* [SUPPLIED RECORDS]

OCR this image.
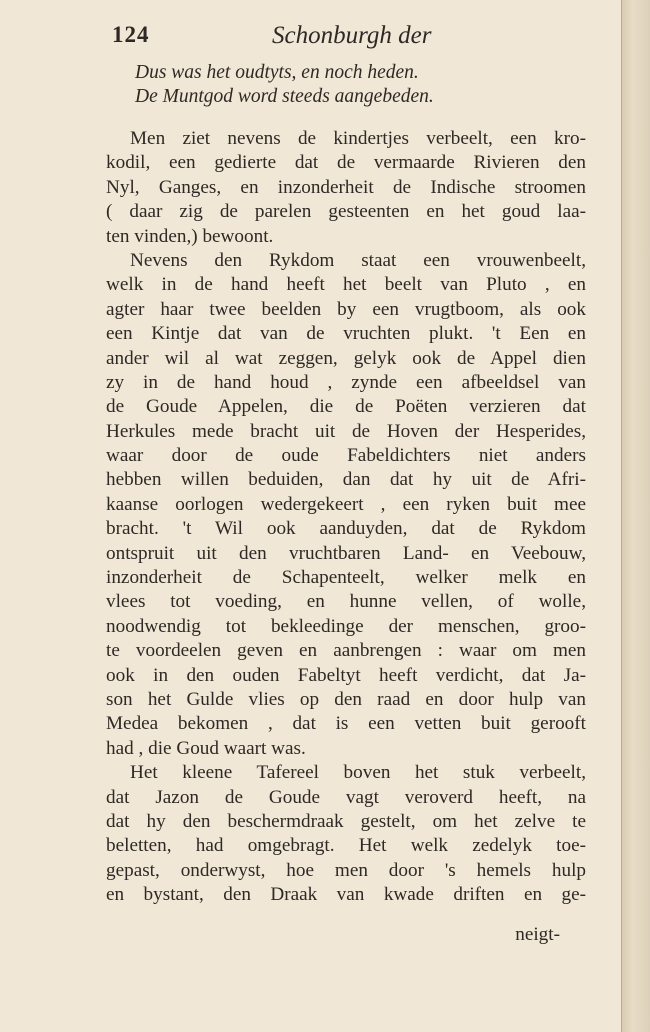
124	Schonburgh der
Dus was het oudtyts, en noch heden.
De Muntgod word steeds aangebeden.
Men ziet nevens de kindertjes verbeelt, een kro-
kodil, een gedierte dat de vermaarde Rivieren den
Nyl, Ganges, en inzonderheit de Indische stroomen
( daar zig de parelen gesteenten en het goud laa-
ten vinden,) bewoont.
Nevens den Rykdom staat een vrouwenbeelt,
welk in de hand heeft het beelt van Pluto , en
agter haar twee beelden by een vrugtboom, als ook
een Kintje dat van de vruchten plukt. 't Een en
ander wil al wat zeggen, gelyk ook de Appel dien
zy in de hand houd , zynde een afbeeldsel van
de Goude Appelen, die de Poëten verzieren dat
Herkules mede bracht uit de Hoven der Hesperides,
waar door de oude Fabeldichters niet anders
hebben willen beduiden, dan dat hy uit de Afri-
kaanse oorlogen wedergekeert , een ryken buit mee
bracht. 't Wil ook aanduyden, dat de Rykdom
ontspruit uit den vruchtbaren Land- en Veebouw,
inzonderheit de Schapenteelt, welker melk en
vlees tot voeding, en hunne vellen, of wolle,
noodwendig tot bekleedinge der menschen, groo-
te voordeelen geven en aanbrengen : waar om men
ook in den ouden Fabeltyt heeft verdicht, dat Ja-
son het Gulde vlies op den raad en door hulp van
Medea bekomen , dat is een vetten buit gerooft
had , die Goud waart was.
Het kleene Tafereel boven het stuk verbeelt,
dat Jazon de Goude vagt veroverd heeft, na
dat hy den beschermdraak gestelt, om het zelve te
beletten, had omgebragt. Het welk zedelyk toe-
gepast, onderwyst, hoe men door 's hemels hulp
en bystant, den Draak van kwade driften en ge-
neigt-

* [WHAT THE EXERCISE ASKS] List each line of the records that holds the string "Goude".

* [FULL RESPONSE]
de Goude Appelen, die de Poëten verzieren dat
dat Jazon de Goude vagt veroverd heeft, na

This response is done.